--- start Data entries ---
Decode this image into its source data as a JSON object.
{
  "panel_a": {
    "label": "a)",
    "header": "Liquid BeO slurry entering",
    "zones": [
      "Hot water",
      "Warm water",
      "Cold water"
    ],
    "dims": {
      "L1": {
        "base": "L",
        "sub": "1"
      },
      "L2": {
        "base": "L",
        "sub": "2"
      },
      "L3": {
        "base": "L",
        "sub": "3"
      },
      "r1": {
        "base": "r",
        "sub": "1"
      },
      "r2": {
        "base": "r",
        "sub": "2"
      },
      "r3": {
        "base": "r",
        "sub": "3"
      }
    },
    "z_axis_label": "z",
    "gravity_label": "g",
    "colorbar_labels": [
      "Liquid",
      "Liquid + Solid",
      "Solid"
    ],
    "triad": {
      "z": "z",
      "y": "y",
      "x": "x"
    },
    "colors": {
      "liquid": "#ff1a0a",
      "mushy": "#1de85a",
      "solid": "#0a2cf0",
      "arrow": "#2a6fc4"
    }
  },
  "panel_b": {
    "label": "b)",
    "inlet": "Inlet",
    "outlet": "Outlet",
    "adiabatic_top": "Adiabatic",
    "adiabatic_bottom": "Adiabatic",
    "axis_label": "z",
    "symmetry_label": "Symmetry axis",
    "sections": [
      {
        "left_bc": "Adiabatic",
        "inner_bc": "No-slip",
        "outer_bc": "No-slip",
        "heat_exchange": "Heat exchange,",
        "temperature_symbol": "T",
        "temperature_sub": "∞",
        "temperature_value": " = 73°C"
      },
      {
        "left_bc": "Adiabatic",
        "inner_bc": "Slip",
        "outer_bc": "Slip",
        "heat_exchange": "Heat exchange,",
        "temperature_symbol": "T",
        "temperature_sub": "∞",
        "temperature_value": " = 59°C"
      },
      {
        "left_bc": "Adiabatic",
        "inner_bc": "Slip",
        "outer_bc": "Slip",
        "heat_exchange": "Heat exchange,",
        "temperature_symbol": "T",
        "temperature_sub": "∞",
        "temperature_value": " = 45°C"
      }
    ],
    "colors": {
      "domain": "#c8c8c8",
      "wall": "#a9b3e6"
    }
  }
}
--- end Data entries ---
**Aim of the exercise:**
Send back all of the entries exactly, with nothing missing.

**Solution for this exercise:**
Decode this image into its source data as a JSON object.
{
  "panel_a": {
    "label": "a)",
    "header": "Liquid BeO slurry entering",
    "zones": [
      "Hot water",
      "Warm water",
      "Cold water"
    ],
    "dims": {
      "L1": {
        "base": "L",
        "sub": "1"
      },
      "L2": {
        "base": "L",
        "sub": "2"
      },
      "L3": {
        "base": "L",
        "sub": "3"
      },
      "r1": {
        "base": "r",
        "sub": "1"
      },
      "r2": {
        "base": "r",
        "sub": "2"
      },
      "r3": {
        "base": "r",
        "sub": "3"
      }
    },
    "z_axis_label": "z",
    "gravity_label": "g",
    "colorbar_labels": [
      "Liquid",
      "Liquid + Solid",
      "Solid"
    ],
    "triad": {
      "z": "z",
      "y": "y",
      "x": "x"
    },
    "colors": {
      "liquid": "#ff1a0a",
      "mushy": "#1de85a",
      "solid": "#0a2cf0",
      "arrow": "#2a6fc4"
    }
  },
  "panel_b": {
    "label": "b)",
    "inlet": "Inlet",
    "outlet": "Outlet",
    "adiabatic_top": "Adiabatic",
    "adiabatic_bottom": "Adiabatic",
    "axis_label": "z",
    "symmetry_label": "Symmetry axis",
    "sections": [
      {
        "left_bc": "Adiabatic",
        "inner_bc": "No-slip",
        "outer_bc": "No-slip",
        "heat_exchange": "Heat exchange,",
        "temperature_symbol": "T",
        "temperature_sub": "∞",
        "temperature_value": " = 73°C"
      },
      {
        "left_bc": "Adiabatic",
        "inner_bc": "Slip",
        "outer_bc": "Slip",
        "heat_exchange": "Heat exchange,",
        "temperature_symbol": "T",
        "temperature_sub": "∞",
        "temperature_value": " = 59°C"
      },
      {
        "left_bc": "Adiabatic",
        "inner_bc": "Slip",
        "outer_bc": "Slip",
        "heat_exchange": "Heat exchange,",
        "temperature_symbol": "T",
        "temperature_sub": "∞",
        "temperature_value": " = 45°C"
      }
    ],
    "colors": {
      "domain": "#c8c8c8",
      "wall": "#a9b3e6"
    }
  }
}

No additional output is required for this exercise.